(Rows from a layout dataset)

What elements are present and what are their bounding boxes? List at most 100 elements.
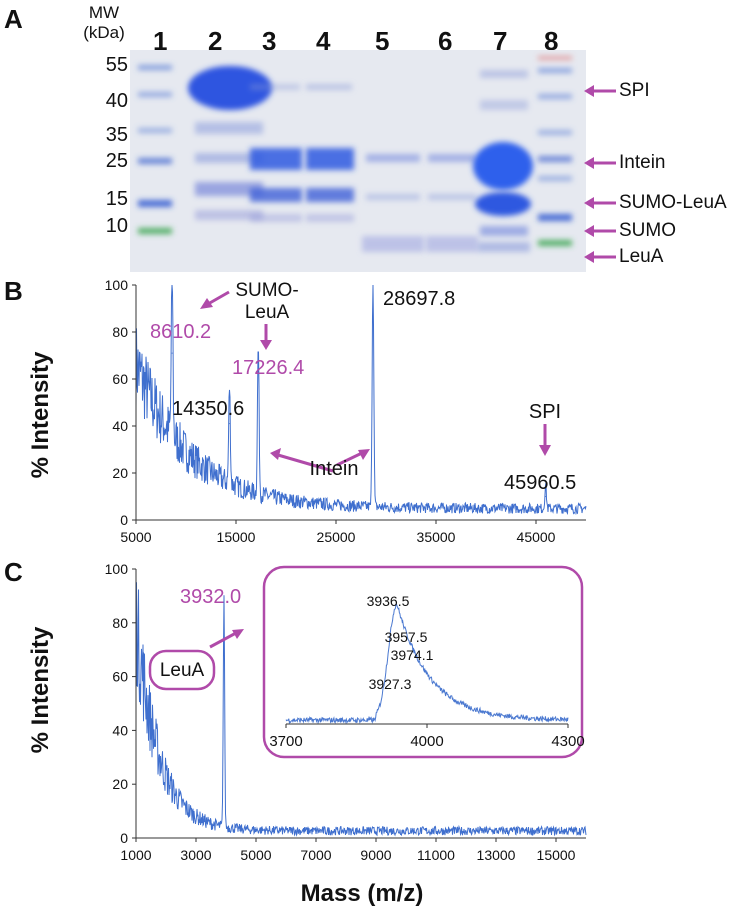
x-tick-label: 35000	[417, 529, 456, 545]
annotation-arrows-b	[200, 290, 551, 473]
panel-letter-a: A	[4, 4, 23, 34]
gel-image	[130, 50, 586, 272]
inset-peak-label-3957: 3957.5	[385, 629, 428, 645]
spectrum-chart-b: % Intensity 0 20 40 60 80 100 5000 15000 25000 3…	[27, 277, 587, 545]
peak-point	[257, 371, 259, 373]
x-tick-label: 15000	[537, 847, 576, 863]
x-tick-label: 9000	[360, 847, 391, 863]
band-label-sumo-leua: SUMO-LeuA	[619, 192, 727, 213]
gel-lane-6	[426, 154, 478, 252]
mw-marker-35: 35	[105, 124, 128, 146]
y-ticks-c: 0 20 40 60 80 100	[105, 561, 136, 846]
y-tick-label: 0	[120, 512, 128, 528]
peak-point	[372, 289, 374, 291]
ladder-lane-1	[138, 65, 172, 234]
inset-peak-label-3927: 3927.3	[369, 676, 412, 692]
spectrum-trace-b	[135, 284, 587, 515]
panel-letter-c: C	[4, 557, 23, 587]
lane-number-7: 7	[493, 26, 508, 56]
inset-peak-label-3974: 3974.1	[391, 647, 434, 663]
y-tick-label: 60	[112, 669, 128, 685]
annotation-sumo-line1: SUMO-	[235, 280, 298, 301]
inset-peak-label-3936: 3936.5	[367, 593, 410, 609]
x-tick-label: 5000	[240, 847, 271, 863]
spectrum-chart-c: % Intensity Mass (m/z) 0 20 40 60 80 100 1000…	[27, 561, 587, 907]
x-axis-label-c: Mass (m/z)	[301, 880, 424, 907]
x-tick-label: 5000	[120, 529, 151, 545]
peak-point	[223, 606, 225, 608]
lane-number-4: 4	[316, 26, 331, 56]
x-ticks-b: 5000 15000 25000 35000 45000	[120, 520, 556, 545]
lane-number-1: 1	[153, 26, 168, 56]
panel-letter-b: B	[4, 276, 23, 306]
mw-header-line1: MW	[88, 3, 120, 22]
inset-chart: 3700 4000 4300 3936.5 3957.5 3974.1 3927.3	[262, 565, 585, 759]
annotation-leua: LeuA	[160, 660, 205, 681]
lane-number-2: 2	[208, 26, 223, 56]
y-axis-label-c: % Intensity	[27, 626, 54, 753]
mw-marker-15: 15	[105, 188, 128, 210]
x-tick-label: 3000	[180, 847, 211, 863]
peak-point	[229, 423, 231, 425]
peak-point	[171, 352, 173, 354]
annotation-intein: Intein	[310, 458, 359, 480]
lane-number-5: 5	[375, 26, 390, 56]
y-tick-label: 20	[112, 776, 128, 792]
peak-label-3932: 3932.0	[180, 586, 241, 608]
inset-x-ticks: 3700 4000 4300	[269, 724, 585, 750]
mw-marker-40: 40	[105, 90, 128, 112]
annotation-arrow-c	[209, 629, 244, 649]
x-tick-label: 11000	[417, 847, 455, 863]
x-tick-label: 1000	[120, 847, 151, 863]
annotation-spi: SPI	[529, 401, 561, 423]
x-tick-label: 13000	[477, 847, 516, 863]
mw-marker-10: 10	[105, 215, 128, 237]
lane-number-3: 3	[262, 26, 277, 56]
inset-x-tick-label: 3700	[269, 733, 302, 750]
inset-x-tick-label: 4000	[410, 733, 443, 750]
x-tick-label: 45000	[517, 529, 556, 545]
y-axis-label-b: % Intensity	[27, 351, 54, 478]
gel-lane-5	[362, 154, 424, 252]
inset-trace	[285, 603, 569, 725]
ladder-lane-8	[538, 56, 572, 246]
inset-x-tick-label: 4300	[551, 733, 584, 750]
gel-lane-3	[250, 84, 302, 222]
peak-label-17226: 17226.4	[232, 357, 304, 379]
peak-point	[545, 496, 547, 497]
y-tick-label: 80	[112, 615, 128, 631]
peak-label-45960: 45960.5	[504, 472, 576, 494]
band-label-intein: Intein	[619, 152, 666, 173]
y-ticks-b: 0 20 40 60 80 100	[105, 277, 136, 528]
peak-label-14350: 14350.6	[172, 398, 244, 420]
band-label-spi: SPI	[619, 80, 650, 101]
leua-label-box	[148, 649, 216, 691]
y-tick-label: 80	[112, 324, 128, 340]
lane-number-8: 8	[544, 26, 559, 56]
band-label-sumo: SUMO	[619, 220, 676, 241]
x-tick-label: 15000	[217, 529, 256, 545]
peak-label-28697: 28697.8	[383, 288, 455, 310]
y-tick-label: 60	[112, 371, 128, 387]
x-tick-label: 25000	[317, 529, 356, 545]
x-ticks-c: 1000 3000 5000 7000 9000 11000 13000 15000	[120, 838, 576, 863]
x-tick-label: 7000	[300, 847, 331, 863]
annotation-sumo-line2: LeuA	[245, 302, 290, 323]
mw-marker-25: 25	[105, 150, 128, 172]
lane-number-6: 6	[438, 26, 453, 56]
y-tick-label: 100	[105, 277, 129, 293]
y-tick-label: 0	[120, 830, 128, 846]
spectrum-trace-c	[135, 582, 587, 837]
mw-header-line2: (kDa)	[83, 23, 125, 42]
gel-lane-7	[473, 70, 533, 252]
y-tick-label: 40	[112, 418, 128, 434]
peak-label-8610: 8610.2	[150, 321, 211, 343]
band-label-leua: LeuA	[619, 246, 664, 267]
inset-frame	[262, 565, 584, 759]
y-tick-label: 100	[105, 561, 129, 577]
gel-lane-4	[306, 84, 354, 222]
band-arrows	[584, 85, 616, 263]
mw-marker-55: 55	[105, 54, 128, 76]
gel-lane-2	[188, 66, 272, 220]
y-tick-label: 40	[112, 722, 128, 738]
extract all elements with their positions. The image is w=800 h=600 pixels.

_Short problem_
Please update all the rows above by replacing "peak-point" with "peak-marker" and leaving every other part unchanged. Omit the pictures from your answer.

_The solution_
What elements are present and what are their bounding boxes? List at most 100 elements.
x-tick-label: 35000	[417, 529, 456, 545]
annotation-arrows-b	[200, 290, 551, 473]
panel-letter-a: A	[4, 4, 23, 34]
gel-image	[130, 50, 586, 272]
inset-peak-label-3957: 3957.5	[385, 629, 428, 645]
spectrum-chart-b: % Intensity 0 20 40 60 80 100 5000 15000 25000 3…	[27, 277, 587, 545]
peak-marker	[257, 371, 259, 373]
x-tick-label: 15000	[537, 847, 576, 863]
x-tick-label: 9000	[360, 847, 391, 863]
band-label-sumo-leua: SUMO-LeuA	[619, 192, 727, 213]
gel-lane-6	[426, 154, 478, 252]
mw-marker-35: 35	[105, 124, 128, 146]
y-ticks-c: 0 20 40 60 80 100	[105, 561, 136, 846]
y-tick-label: 0	[120, 512, 128, 528]
peak-marker	[372, 289, 374, 291]
ladder-lane-1	[138, 65, 172, 234]
inset-peak-label-3927: 3927.3	[369, 676, 412, 692]
spectrum-trace-b	[135, 284, 587, 515]
panel-letter-c: C	[4, 557, 23, 587]
lane-number-7: 7	[493, 26, 508, 56]
inset-peak-label-3974: 3974.1	[391, 647, 434, 663]
y-tick-label: 60	[112, 669, 128, 685]
annotation-sumo-line1: SUMO-	[235, 280, 298, 301]
inset-peak-label-3936: 3936.5	[367, 593, 410, 609]
x-tick-label: 5000	[240, 847, 271, 863]
spectrum-chart-c: % Intensity Mass (m/z) 0 20 40 60 80 100 1000…	[27, 561, 587, 907]
x-axis-label-c: Mass (m/z)	[301, 880, 424, 907]
x-tick-label: 5000	[120, 529, 151, 545]
peak-marker	[223, 606, 225, 608]
lane-number-4: 4	[316, 26, 331, 56]
x-ticks-b: 5000 15000 25000 35000 45000	[120, 520, 556, 545]
lane-number-1: 1	[153, 26, 168, 56]
panel-letter-b: B	[4, 276, 23, 306]
mw-header-line1: MW	[88, 3, 120, 22]
inset-chart: 3700 4000 4300 3936.5 3957.5 3974.1 3927.3	[262, 565, 585, 759]
annotation-leua: LeuA	[160, 660, 205, 681]
lane-number-2: 2	[208, 26, 223, 56]
y-axis-label-c: % Intensity	[27, 626, 54, 753]
mw-marker-15: 15	[105, 188, 128, 210]
x-tick-label: 3000	[180, 847, 211, 863]
peak-marker	[229, 423, 231, 425]
peak-marker	[171, 352, 173, 354]
annotation-intein: Intein	[310, 458, 359, 480]
lane-number-5: 5	[375, 26, 390, 56]
y-tick-label: 20	[112, 776, 128, 792]
peak-label-3932: 3932.0	[180, 586, 241, 608]
inset-x-ticks: 3700 4000 4300	[269, 724, 585, 750]
mw-marker-40: 40	[105, 90, 128, 112]
annotation-arrow-c	[209, 629, 244, 649]
x-tick-label: 11000	[417, 847, 455, 863]
x-tick-label: 1000	[120, 847, 151, 863]
annotation-spi: SPI	[529, 401, 561, 423]
x-tick-label: 13000	[477, 847, 516, 863]
mw-marker-10: 10	[105, 215, 128, 237]
lane-number-3: 3	[262, 26, 277, 56]
inset-x-tick-label: 3700	[269, 733, 302, 750]
inset-x-tick-label: 4000	[410, 733, 443, 750]
x-tick-label: 45000	[517, 529, 556, 545]
y-axis-label-b: % Intensity	[27, 351, 54, 478]
gel-lane-5	[362, 154, 424, 252]
inset-trace	[285, 603, 569, 725]
ladder-lane-8	[538, 56, 572, 246]
inset-x-tick-label: 4300	[551, 733, 584, 750]
gel-lane-3	[250, 84, 302, 222]
peak-label-17226: 17226.4	[232, 357, 304, 379]
peak-marker	[545, 496, 547, 497]
y-tick-label: 80	[112, 615, 128, 631]
peak-label-45960: 45960.5	[504, 472, 576, 494]
band-label-intein: Intein	[619, 152, 666, 173]
y-ticks-b: 0 20 40 60 80 100	[105, 277, 136, 528]
peak-label-14350: 14350.6	[172, 398, 244, 420]
band-label-spi: SPI	[619, 80, 650, 101]
leua-label-box	[148, 649, 216, 691]
y-tick-label: 80	[112, 324, 128, 340]
lane-number-8: 8	[544, 26, 559, 56]
band-label-sumo: SUMO	[619, 220, 676, 241]
x-tick-label: 15000	[217, 529, 256, 545]
peak-label-28697: 28697.8	[383, 288, 455, 310]
y-tick-label: 60	[112, 371, 128, 387]
x-tick-label: 25000	[317, 529, 356, 545]
x-ticks-c: 1000 3000 5000 7000 9000 11000 13000 15000	[120, 838, 576, 863]
x-tick-label: 7000	[300, 847, 331, 863]
annotation-sumo-line2: LeuA	[245, 302, 290, 323]
mw-marker-25: 25	[105, 150, 128, 172]
lane-number-6: 6	[438, 26, 453, 56]
y-tick-label: 100	[105, 277, 129, 293]
y-tick-label: 0	[120, 830, 128, 846]
spectrum-trace-c	[135, 582, 587, 837]
mw-header-line2: (kDa)	[83, 23, 125, 42]
gel-lane-7	[473, 70, 533, 252]
y-tick-label: 40	[112, 418, 128, 434]
peak-label-8610: 8610.2	[150, 321, 211, 343]
band-label-leua: LeuA	[619, 246, 664, 267]
inset-frame	[262, 565, 584, 759]
y-tick-label: 100	[105, 561, 129, 577]
gel-lane-4	[306, 84, 354, 222]
band-arrows	[584, 85, 616, 263]
mw-marker-55: 55	[105, 54, 128, 76]
gel-lane-2	[188, 66, 272, 220]
y-tick-label: 40	[112, 722, 128, 738]
extract all elements with their positions. The image is w=800 h=600 pixels.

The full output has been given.